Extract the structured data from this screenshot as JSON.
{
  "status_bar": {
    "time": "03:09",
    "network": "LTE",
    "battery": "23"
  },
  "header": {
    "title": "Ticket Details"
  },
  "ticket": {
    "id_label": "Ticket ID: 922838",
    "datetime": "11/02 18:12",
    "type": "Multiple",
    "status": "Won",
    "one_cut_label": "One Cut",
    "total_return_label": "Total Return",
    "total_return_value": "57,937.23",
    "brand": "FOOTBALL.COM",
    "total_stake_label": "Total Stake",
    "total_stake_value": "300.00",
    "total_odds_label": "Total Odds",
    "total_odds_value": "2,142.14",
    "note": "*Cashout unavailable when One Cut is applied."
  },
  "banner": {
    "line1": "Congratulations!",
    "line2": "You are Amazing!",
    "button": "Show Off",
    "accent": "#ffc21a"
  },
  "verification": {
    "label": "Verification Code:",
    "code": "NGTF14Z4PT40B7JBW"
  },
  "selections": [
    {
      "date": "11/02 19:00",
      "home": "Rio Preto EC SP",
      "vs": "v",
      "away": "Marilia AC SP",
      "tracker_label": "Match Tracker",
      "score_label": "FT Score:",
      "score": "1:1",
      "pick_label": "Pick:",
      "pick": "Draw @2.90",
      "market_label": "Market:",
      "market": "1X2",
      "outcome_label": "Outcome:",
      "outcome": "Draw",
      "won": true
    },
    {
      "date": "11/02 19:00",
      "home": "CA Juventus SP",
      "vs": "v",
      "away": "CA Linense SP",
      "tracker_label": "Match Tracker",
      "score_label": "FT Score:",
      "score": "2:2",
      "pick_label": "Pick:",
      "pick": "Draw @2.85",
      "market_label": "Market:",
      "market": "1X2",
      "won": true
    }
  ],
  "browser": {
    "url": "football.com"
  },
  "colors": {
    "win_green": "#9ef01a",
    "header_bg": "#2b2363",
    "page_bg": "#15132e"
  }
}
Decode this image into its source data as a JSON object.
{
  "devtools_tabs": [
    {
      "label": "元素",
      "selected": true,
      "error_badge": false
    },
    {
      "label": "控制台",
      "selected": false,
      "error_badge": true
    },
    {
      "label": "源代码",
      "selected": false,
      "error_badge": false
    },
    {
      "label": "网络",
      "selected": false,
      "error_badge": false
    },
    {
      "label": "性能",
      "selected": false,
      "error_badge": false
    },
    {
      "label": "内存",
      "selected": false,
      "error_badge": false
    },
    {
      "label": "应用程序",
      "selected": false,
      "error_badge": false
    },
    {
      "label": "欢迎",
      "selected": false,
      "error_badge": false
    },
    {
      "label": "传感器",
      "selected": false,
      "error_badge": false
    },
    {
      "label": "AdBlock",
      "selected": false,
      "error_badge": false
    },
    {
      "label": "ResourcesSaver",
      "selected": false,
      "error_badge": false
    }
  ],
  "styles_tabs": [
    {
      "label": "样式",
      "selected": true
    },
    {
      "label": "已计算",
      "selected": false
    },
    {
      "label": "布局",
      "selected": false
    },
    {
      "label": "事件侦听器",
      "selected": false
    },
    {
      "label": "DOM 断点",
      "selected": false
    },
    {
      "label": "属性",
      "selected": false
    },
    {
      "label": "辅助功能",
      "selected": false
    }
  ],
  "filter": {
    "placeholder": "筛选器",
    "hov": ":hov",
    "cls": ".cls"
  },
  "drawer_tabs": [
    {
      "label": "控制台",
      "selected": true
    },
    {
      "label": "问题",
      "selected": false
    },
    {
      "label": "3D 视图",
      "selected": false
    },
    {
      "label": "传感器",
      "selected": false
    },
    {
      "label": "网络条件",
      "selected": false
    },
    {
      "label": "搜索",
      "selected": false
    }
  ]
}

= = = = =

| TASK |
Above are the records; copy all of them exactly.

| EXERCISE OUTPUT |
Extract the structured data from this screenshot as JSON.
{
  "status_bar": {
    "time": "03:09",
    "network": "LTE",
    "battery": "23"
  },
  "header": {
    "title": "Ticket Details"
  },
  "ticket": {
    "id_label": "Ticket ID: 922838",
    "datetime": "11/02 18:12",
    "type": "Multiple",
    "status": "Won",
    "one_cut_label": "One Cut",
    "total_return_label": "Total Return",
    "total_return_value": "57,937.23",
    "brand": "FOOTBALL.COM",
    "total_stake_label": "Total Stake",
    "total_stake_value": "300.00",
    "total_odds_label": "Total Odds",
    "total_odds_value": "2,142.14",
    "note": "*Cashout unavailable when One Cut is applied."
  },
  "banner": {
    "line1": "Congratulations!",
    "line2": "You are Amazing!",
    "button": "Show Off",
    "accent": "#ffc21a"
  },
  "verification": {
    "label": "Verification Code:",
    "code": "NGTF14Z4PT40B7JBW"
  },
  "selections": [
    {
      "date": "11/02 19:00",
      "home": "Rio Preto EC SP",
      "vs": "v",
      "away": "Marilia AC SP",
      "tracker_label": "Match Tracker",
      "score_label": "FT Score:",
      "score": "1:1",
      "pick_label": "Pick:",
      "pick": "Draw @2.90",
      "market_label": "Market:",
      "market": "1X2",
      "outcome_label": "Outcome:",
      "outcome": "Draw",
      "won": true
    },
    {
      "date": "11/02 19:00",
      "home": "CA Juventus SP",
      "vs": "v",
      "away": "CA Linense SP",
      "tracker_label": "Match Tracker",
      "score_label": "FT Score:",
      "score": "2:2",
      "pick_label": "Pick:",
      "pick": "Draw @2.85",
      "market_label": "Market:",
      "market": "1X2",
      "won": true
    }
  ],
  "browser": {
    "url": "football.com"
  },
  "colors": {
    "win_green": "#9ef01a",
    "header_bg": "#2b2363",
    "page_bg": "#15132e"
  }
}
Decode this image into its source data as a JSON object.
{
  "devtools_tabs": [
    {
      "label": "元素",
      "selected": true,
      "error_badge": false
    },
    {
      "label": "控制台",
      "selected": false,
      "error_badge": true
    },
    {
      "label": "源代码",
      "selected": false,
      "error_badge": false
    },
    {
      "label": "网络",
      "selected": false,
      "error_badge": false
    },
    {
      "label": "性能",
      "selected": false,
      "error_badge": false
    },
    {
      "label": "内存",
      "selected": false,
      "error_badge": false
    },
    {
      "label": "应用程序",
      "selected": false,
      "error_badge": false
    },
    {
      "label": "欢迎",
      "selected": false,
      "error_badge": false
    },
    {
      "label": "传感器",
      "selected": false,
      "error_badge": false
    },
    {
      "label": "AdBlock",
      "selected": false,
      "error_badge": false
    },
    {
      "label": "ResourcesSaver",
      "selected": false,
      "error_badge": false
    }
  ],
  "styles_tabs": [
    {
      "label": "样式",
      "selected": true
    },
    {
      "label": "已计算",
      "selected": false
    },
    {
      "label": "布局",
      "selected": false
    },
    {
      "label": "事件侦听器",
      "selected": false
    },
    {
      "label": "DOM 断点",
      "selected": false
    },
    {
      "label": "属性",
      "selected": false
    },
    {
      "label": "辅助功能",
      "selected": false
    }
  ],
  "filter": {
    "placeholder": "筛选器",
    "hov": ":hov",
    "cls": ".cls"
  },
  "drawer_tabs": [
    {
      "label": "控制台",
      "selected": true
    },
    {
      "label": "问题",
      "selected": false
    },
    {
      "label": "3D 视图",
      "selected": false
    },
    {
      "label": "传感器",
      "selected": false
    },
    {
      "label": "网络条件",
      "selected": false
    },
    {
      "label": "搜索",
      "selected": false
    }
  ]
}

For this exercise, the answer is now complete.